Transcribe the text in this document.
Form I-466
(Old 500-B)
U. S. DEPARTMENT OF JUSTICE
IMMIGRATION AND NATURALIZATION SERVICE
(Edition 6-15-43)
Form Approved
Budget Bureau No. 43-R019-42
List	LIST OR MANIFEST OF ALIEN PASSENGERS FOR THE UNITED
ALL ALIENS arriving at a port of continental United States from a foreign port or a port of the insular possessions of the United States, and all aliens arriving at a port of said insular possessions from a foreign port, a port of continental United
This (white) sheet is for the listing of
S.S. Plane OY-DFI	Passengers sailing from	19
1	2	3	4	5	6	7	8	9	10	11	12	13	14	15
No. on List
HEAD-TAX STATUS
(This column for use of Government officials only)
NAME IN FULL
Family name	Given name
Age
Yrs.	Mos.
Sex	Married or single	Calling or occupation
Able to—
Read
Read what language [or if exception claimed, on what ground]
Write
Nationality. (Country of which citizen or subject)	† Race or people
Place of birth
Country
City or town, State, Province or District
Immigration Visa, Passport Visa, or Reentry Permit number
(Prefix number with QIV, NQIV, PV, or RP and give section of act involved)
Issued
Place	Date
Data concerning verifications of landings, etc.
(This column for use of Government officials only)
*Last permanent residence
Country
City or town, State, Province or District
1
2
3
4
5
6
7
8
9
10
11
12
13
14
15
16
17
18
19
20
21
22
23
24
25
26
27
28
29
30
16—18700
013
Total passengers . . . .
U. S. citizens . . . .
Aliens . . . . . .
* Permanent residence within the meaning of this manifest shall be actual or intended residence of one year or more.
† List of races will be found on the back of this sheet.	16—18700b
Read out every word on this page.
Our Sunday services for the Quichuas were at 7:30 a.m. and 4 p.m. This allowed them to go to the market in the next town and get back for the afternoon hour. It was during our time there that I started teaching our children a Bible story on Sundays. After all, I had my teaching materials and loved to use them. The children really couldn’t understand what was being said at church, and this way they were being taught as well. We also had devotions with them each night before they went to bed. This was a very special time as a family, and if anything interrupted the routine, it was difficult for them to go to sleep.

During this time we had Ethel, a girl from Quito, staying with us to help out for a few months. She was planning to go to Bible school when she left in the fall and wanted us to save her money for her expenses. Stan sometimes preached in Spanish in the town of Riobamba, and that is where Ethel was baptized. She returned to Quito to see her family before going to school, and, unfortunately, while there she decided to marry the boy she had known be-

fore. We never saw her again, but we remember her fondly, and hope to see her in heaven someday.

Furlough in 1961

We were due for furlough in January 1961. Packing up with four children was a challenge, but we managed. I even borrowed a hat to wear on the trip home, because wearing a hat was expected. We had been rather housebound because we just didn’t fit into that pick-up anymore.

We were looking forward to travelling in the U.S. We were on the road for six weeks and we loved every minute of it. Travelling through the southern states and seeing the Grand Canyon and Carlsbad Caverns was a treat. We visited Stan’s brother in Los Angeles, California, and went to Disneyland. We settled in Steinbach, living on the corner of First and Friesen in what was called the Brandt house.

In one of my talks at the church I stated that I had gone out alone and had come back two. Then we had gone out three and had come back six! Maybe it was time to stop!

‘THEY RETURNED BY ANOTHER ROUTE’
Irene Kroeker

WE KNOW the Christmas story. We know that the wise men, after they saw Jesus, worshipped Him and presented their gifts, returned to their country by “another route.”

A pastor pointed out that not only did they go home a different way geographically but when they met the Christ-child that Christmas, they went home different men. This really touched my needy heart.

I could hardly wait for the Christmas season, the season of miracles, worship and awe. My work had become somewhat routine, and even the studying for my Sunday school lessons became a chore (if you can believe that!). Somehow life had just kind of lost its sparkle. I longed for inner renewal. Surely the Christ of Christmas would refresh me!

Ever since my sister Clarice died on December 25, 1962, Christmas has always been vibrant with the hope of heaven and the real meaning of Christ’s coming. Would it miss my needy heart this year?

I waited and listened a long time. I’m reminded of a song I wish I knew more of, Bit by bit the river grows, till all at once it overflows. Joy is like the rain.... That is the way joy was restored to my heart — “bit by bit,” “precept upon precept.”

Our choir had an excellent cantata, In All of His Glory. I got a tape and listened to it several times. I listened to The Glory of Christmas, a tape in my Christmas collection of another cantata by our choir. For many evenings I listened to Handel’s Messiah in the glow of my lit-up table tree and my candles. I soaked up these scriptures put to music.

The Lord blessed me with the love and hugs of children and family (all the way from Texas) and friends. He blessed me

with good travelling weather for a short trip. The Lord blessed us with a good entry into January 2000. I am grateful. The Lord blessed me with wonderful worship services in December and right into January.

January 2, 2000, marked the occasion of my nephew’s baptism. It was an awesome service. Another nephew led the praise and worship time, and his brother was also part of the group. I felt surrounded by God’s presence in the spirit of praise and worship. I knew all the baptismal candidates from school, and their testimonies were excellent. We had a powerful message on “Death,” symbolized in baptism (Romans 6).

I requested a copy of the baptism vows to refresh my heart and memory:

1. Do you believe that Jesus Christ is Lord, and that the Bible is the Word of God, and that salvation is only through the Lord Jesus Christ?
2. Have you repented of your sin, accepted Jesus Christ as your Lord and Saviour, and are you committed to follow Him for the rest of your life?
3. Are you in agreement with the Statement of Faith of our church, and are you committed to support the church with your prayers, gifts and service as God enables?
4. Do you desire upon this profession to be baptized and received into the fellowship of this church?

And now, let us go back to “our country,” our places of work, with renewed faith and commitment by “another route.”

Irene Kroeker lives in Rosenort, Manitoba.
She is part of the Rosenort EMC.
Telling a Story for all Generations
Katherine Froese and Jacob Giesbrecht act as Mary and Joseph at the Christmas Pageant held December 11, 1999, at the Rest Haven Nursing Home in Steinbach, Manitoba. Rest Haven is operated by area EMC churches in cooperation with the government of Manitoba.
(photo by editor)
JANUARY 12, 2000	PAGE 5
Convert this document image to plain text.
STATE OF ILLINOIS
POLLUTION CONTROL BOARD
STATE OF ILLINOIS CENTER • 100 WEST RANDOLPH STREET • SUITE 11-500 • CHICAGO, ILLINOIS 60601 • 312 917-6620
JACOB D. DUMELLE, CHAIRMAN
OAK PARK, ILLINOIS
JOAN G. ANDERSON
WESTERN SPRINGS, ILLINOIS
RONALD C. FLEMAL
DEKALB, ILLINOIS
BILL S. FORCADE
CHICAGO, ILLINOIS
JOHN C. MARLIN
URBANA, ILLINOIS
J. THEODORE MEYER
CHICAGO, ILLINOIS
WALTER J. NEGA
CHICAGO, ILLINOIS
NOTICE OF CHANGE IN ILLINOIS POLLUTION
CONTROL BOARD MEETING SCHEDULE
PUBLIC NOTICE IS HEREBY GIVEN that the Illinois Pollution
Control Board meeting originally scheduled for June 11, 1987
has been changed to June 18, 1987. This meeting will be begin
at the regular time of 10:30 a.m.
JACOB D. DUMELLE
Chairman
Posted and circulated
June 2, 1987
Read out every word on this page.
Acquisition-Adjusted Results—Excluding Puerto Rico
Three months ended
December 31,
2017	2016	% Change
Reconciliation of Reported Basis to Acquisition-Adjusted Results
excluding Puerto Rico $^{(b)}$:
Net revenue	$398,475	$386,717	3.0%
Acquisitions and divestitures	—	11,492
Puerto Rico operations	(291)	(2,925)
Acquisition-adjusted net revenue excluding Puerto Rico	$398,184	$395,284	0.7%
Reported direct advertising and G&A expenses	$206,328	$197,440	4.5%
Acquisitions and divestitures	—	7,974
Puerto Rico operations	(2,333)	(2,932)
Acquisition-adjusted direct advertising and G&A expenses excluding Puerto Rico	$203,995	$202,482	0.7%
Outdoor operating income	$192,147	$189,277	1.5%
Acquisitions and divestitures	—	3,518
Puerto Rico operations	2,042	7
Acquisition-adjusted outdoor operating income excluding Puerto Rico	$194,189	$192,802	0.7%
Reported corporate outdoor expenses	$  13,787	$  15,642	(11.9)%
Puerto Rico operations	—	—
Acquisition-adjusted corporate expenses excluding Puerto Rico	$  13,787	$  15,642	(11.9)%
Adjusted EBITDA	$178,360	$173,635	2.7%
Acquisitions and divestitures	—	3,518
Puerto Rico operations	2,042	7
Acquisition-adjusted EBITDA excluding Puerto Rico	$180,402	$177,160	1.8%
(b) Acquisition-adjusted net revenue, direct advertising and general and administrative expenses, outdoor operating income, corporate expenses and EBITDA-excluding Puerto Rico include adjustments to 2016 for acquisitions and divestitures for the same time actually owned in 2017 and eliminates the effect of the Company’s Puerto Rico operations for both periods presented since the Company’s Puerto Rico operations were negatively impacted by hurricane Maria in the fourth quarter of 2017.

◆ Task brief: Check each line in the records for the word "their" and say how many have it, with nothing else.

◆ Exercise answer: 2